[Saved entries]
==========

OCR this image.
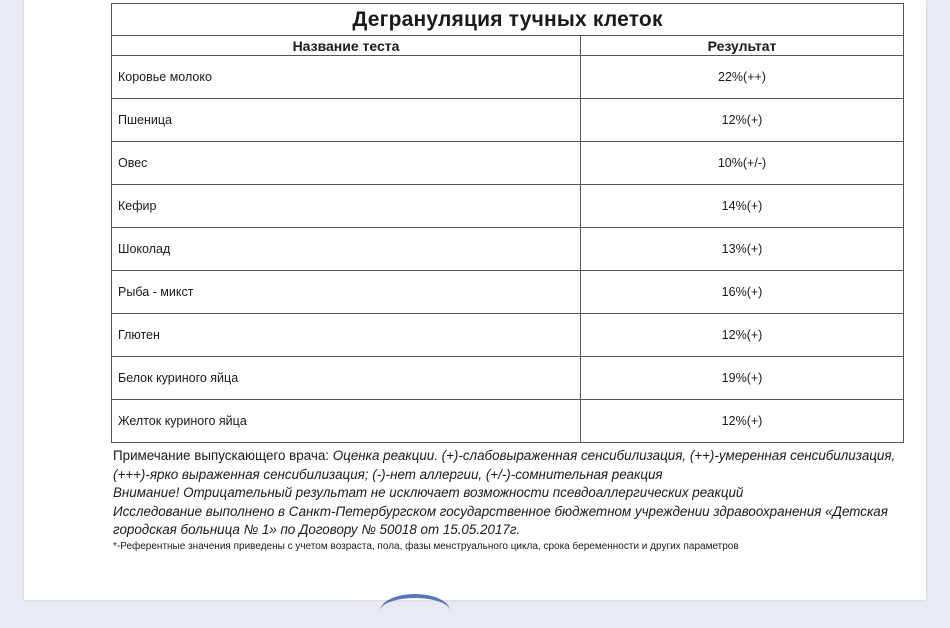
Дегрануляция тучных клеток	
Название теста	Результат
Коровье молоко	22%(++)
Пшеница	12%(+)
Овес	10%(+/-)
Кефир	14%(+)
Шоколад	13%(+)
Рыба - микст	16%(+)
Глютен	12%(+)
Белок куриного яйца	19%(+)
Желток куриного яйца	12%(+)
Примечание выпускающего врача: Оценка реакции. (+)-слабовыраженная сенсибилизация, (++)-умеренная сенсибилизация, (+++)-ярко выраженная сенсибилизация; (-)-нет аллергии, (+/-)-сомнительная реакция
Внимание! Отрицательный результат не исключает возможности псевдоаллергических реакций
Исследование выполнено в Санкт-Петербургском государственное бюджетном учреждении здравоохранения «Детская городская больница № 1» по Договору № 50018 от 15.05.2017г.
*-Референтные значения приведены с учетом возраста, пола, фазы менструального цикла, срока беременности и других параметров
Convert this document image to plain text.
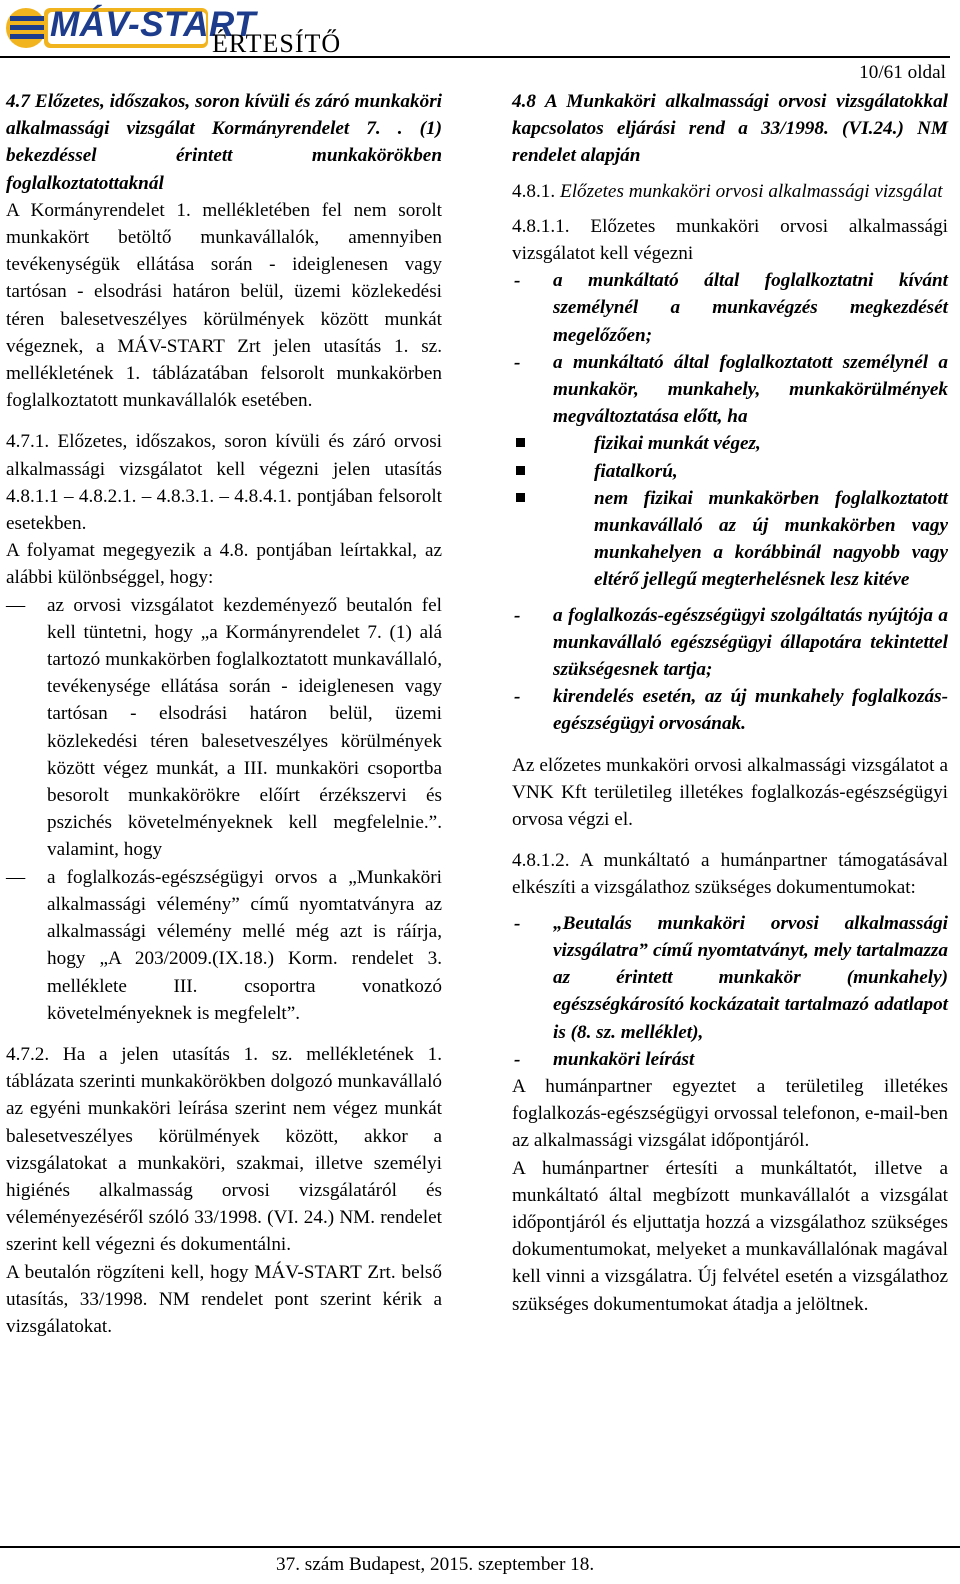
MÁV-START
ÉRTESÍTŐ
10/61 oldal

4.7 Előzetes, időszakos, soron kívüli és záró munkaköri alkalmassági vizsgálat Kormányrendelet 7. . (1) bekezdéssel érintett munkakörökben foglalkoztatottaknál

A Kormányrendelet 1. mellékletében fel nem sorolt munkakört betöltő munkavállalók, amennyiben tevékenységük ellátása során - ideiglenesen vagy tartósan - elsodrási határon belül, üzemi közlekedési téren balesetveszélyes körülmények között munkát végeznek, a MÁV-START Zrt jelen utasítás 1. sz. mellékletének 1. táblázatában felsorolt munkakörben foglalkoztatott munkavállalók esetében.

4.7.1. Előzetes, időszakos, soron kívüli és záró orvosi alkalmassági vizsgálatot kell végezni jelen utasítás 4.8.1.1 – 4.8.2.1. – 4.8.3.1. – 4.8.4.1. pontjában felsorolt esetekben.

A folyamat megegyezik a 4.8. pontjában leírtakkal, az alábbi különbséggel, hogy:

— az orvosi vizsgálatot kezdeményező beutalón fel kell tüntetni, hogy „a Kormányrendelet 7. (1) alá tartozó munkakörben foglalkoztatott munkavállaló, tevékenysége ellátása során - ideiglenesen vagy tartósan - elsodrási határon belül, üzemi közlekedési téren balesetveszélyes körülmények között végez munkát, a III. munkaköri csoportba besorolt munkakörökre előírt érzékszervi és pszichés követelményeknek kell megfelelnie.”. valamint, hogy
— a foglalkozás-egészségügyi orvos a „Munkaköri alkalmassági vélemény” című nyomtatványra az alkalmassági vélemény mellé még azt is ráírja, hogy „A 203/2009.(IX.18.) Korm. rendelet 3. melléklete III. csoportra vonatkozó követelményeknek is megfelelt”.

4.7.2. Ha a jelen utasítás 1. sz. mellékletének 1. táblázata szerinti munkakörökben dolgozó munkavállaló az egyéni munkaköri leírása szerint nem végez munkát balesetveszélyes körülmények között, akkor a vizsgálatokat a munkaköri, szakmai, illetve személyi higiénés alkalmasság orvosi vizsgálatáról és véleményezéséről szóló 33/1998. (VI. 24.) NM. rendelet szerint kell végezni és dokumentálni.

A beutalón rögzíteni kell, hogy MÁV-START Zrt. belső utasítás, 33/1998. NM rendelet pont szerint kérik a vizsgálatokat.

4.8 A Munkaköri alkalmassági orvosi vizsgálatokkal kapcsolatos eljárási rend a 33/1998. (VI.24.) NM rendelet alapján

4.8.1. Előzetes munkaköri orvosi alkalmassági vizsgálat

4.8.1.1. Előzetes munkaköri orvosi alkalmassági vizsgálatot kell végezni

- a munkáltató által foglalkoztatni kívánt személynél a munkavégzés megkezdését megelőzően;
- a munkáltató által foglalkoztatott személynél a munkakör, munkahely, munkakörülmények megváltoztatása előtt, ha
fizikai munkát végez,
fiatalkorú,
nem fizikai munkakörben foglalkoztatott munkavállaló az új munkakörben vagy munkahelyen a korábbinál nagyobb vagy eltérő jellegű megterhelésnek lesz kitéve
- a foglalkozás-egészségügyi szolgáltatás nyújtója a munkavállaló egészségügyi állapotára tekintettel szükségesnek tartja;
- kirendelés esetén, az új munkahely foglalkozás-egészségügyi orvosának.

Az előzetes munkaköri orvosi alkalmassági vizsgálatot a VNK Kft területileg illetékes foglalkozás-egészségügyi orvosa végzi el.

4.8.1.2. A munkáltató a humánpartner támogatásával elkészíti a vizsgálathoz szükséges dokumentumokat:

- „Beutalás munkaköri orvosi alkalmassági vizsgálatra” című nyomtatványt, mely tartalmazza az érintett munkakör (munkahely) egészségkárosító kockázatait tartalmazó adatlapot is (8. sz. melléklet),
- munkaköri leírást

A humánpartner egyeztet a területileg illetékes foglalkozás-egészségügyi orvossal telefonon, e-mail-ben az alkalmassági vizsgálat időpontjáról.

A humánpartner értesíti a munkáltatót, illetve a munkáltató által megbízott munkavállalót a vizsgálat időpontjáról és eljuttatja hozzá a vizsgálathoz szükséges dokumentumokat, melyeket a munkavállalónak magával kell vinni a vizsgálatra. Új felvétel esetén a vizsgálathoz szükséges dokumentumokat átadja a jelöltnek.

37. szám Budapest, 2015. szeptember 18.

==========

Task description — Return all of the data exactly as written, and drop the pictures.

Exercise solution —
OCR this image.
Дегрануляция тучных клеток	
Название теста	Результат
Коровье молоко	22%(++)
Пшеница	12%(+)
Овес	10%(+/-)
Кефир	14%(+)
Шоколад	13%(+)
Рыба - микст	16%(+)
Глютен	12%(+)
Белок куриного яйца	19%(+)
Желток куриного яйца	12%(+)
Примечание выпускающего врача: Оценка реакции. (+)-слабовыраженная сенсибилизация, (++)-умеренная сенсибилизация, (+++)-ярко выраженная сенсибилизация; (-)-нет аллергии, (+/-)-сомнительная реакция
Внимание! Отрицательный результат не исключает возможности псевдоаллергических реакций
Исследование выполнено в Санкт-Петербургском государственное бюджетном учреждении здравоохранения «Детская городская больница № 1» по Договору № 50018 от 15.05.2017г.
*-Референтные значения приведены с учетом возраста, пола, фазы менструального цикла, срока беременности и других параметров
Convert this document image to plain text.
MÁV-START
ÉRTESÍTŐ
10/61 oldal

4.7 Előzetes, időszakos, soron kívüli és záró munkaköri alkalmassági vizsgálat Kormányrendelet 7. . (1) bekezdéssel érintett munkakörökben foglalkoztatottaknál

A Kormányrendelet 1. mellékletében fel nem sorolt munkakört betöltő munkavállalók, amennyiben tevékenységük ellátása során - ideiglenesen vagy tartósan - elsodrási határon belül, üzemi közlekedési téren balesetveszélyes körülmények között munkát végeznek, a MÁV-START Zrt jelen utasítás 1. sz. mellékletének 1. táblázatában felsorolt munkakörben foglalkoztatott munkavállalók esetében.

4.7.1. Előzetes, időszakos, soron kívüli és záró orvosi alkalmassági vizsgálatot kell végezni jelen utasítás 4.8.1.1 – 4.8.2.1. – 4.8.3.1. – 4.8.4.1. pontjában felsorolt esetekben.

A folyamat megegyezik a 4.8. pontjában leírtakkal, az alábbi különbséggel, hogy:

— az orvosi vizsgálatot kezdeményező beutalón fel kell tüntetni, hogy „a Kormányrendelet 7. (1) alá tartozó munkakörben foglalkoztatott munkavállaló, tevékenysége ellátása során - ideiglenesen vagy tartósan - elsodrási határon belül, üzemi közlekedési téren balesetveszélyes körülmények között végez munkát, a III. munkaköri csoportba besorolt munkakörökre előírt érzékszervi és pszichés követelményeknek kell megfelelnie.”. valamint, hogy
— a foglalkozás-egészségügyi orvos a „Munkaköri alkalmassági vélemény” című nyomtatványra az alkalmassági vélemény mellé még azt is ráírja, hogy „A 203/2009.(IX.18.) Korm. rendelet 3. melléklete III. csoportra vonatkozó követelményeknek is megfelelt”.

4.7.2. Ha a jelen utasítás 1. sz. mellékletének 1. táblázata szerinti munkakörökben dolgozó munkavállaló az egyéni munkaköri leírása szerint nem végez munkát balesetveszélyes körülmények között, akkor a vizsgálatokat a munkaköri, szakmai, illetve személyi higiénés alkalmasság orvosi vizsgálatáról és véleményezéséről szóló 33/1998. (VI. 24.) NM. rendelet szerint kell végezni és dokumentálni.

A beutalón rögzíteni kell, hogy MÁV-START Zrt. belső utasítás, 33/1998. NM rendelet pont szerint kérik a vizsgálatokat.

4.8 A Munkaköri alkalmassági orvosi vizsgálatokkal kapcsolatos eljárási rend a 33/1998. (VI.24.) NM rendelet alapján

4.8.1. Előzetes munkaköri orvosi alkalmassági vizsgálat

4.8.1.1. Előzetes munkaköri orvosi alkalmassági vizsgálatot kell végezni

- a munkáltató által foglalkoztatni kívánt személynél a munkavégzés megkezdését megelőzően;
- a munkáltató által foglalkoztatott személynél a munkakör, munkahely, munkakörülmények megváltoztatása előtt, ha
fizikai munkát végez,
fiatalkorú,
nem fizikai munkakörben foglalkoztatott munkavállaló az új munkakörben vagy munkahelyen a korábbinál nagyobb vagy eltérő jellegű megterhelésnek lesz kitéve
- a foglalkozás-egészségügyi szolgáltatás nyújtója a munkavállaló egészségügyi állapotára tekintettel szükségesnek tartja;
- kirendelés esetén, az új munkahely foglalkozás-egészségügyi orvosának.

Az előzetes munkaköri orvosi alkalmassági vizsgálatot a VNK Kft területileg illetékes foglalkozás-egészségügyi orvosa végzi el.

4.8.1.2. A munkáltató a humánpartner támogatásával elkészíti a vizsgálathoz szükséges dokumentumokat:

- „Beutalás munkaköri orvosi alkalmassági vizsgálatra” című nyomtatványt, mely tartalmazza az érintett munkakör (munkahely) egészségkárosító kockázatait tartalmazó adatlapot is (8. sz. melléklet),
- munkaköri leírást

A humánpartner egyeztet a területileg illetékes foglalkozás-egészségügyi orvossal telefonon, e-mail-ben az alkalmassági vizsgálat időpontjáról.

A humánpartner értesíti a munkáltatót, illetve a munkáltató által megbízott munkavállalót a vizsgálat időpontjáról és eljuttatja hozzá a vizsgálathoz szükséges dokumentumokat, melyeket a munkavállalónak magával kell vinni a vizsgálatra. Új felvétel esetén a vizsgálathoz szükséges dokumentumokat átadja a jelöltnek.

37. szám Budapest, 2015. szeptember 18.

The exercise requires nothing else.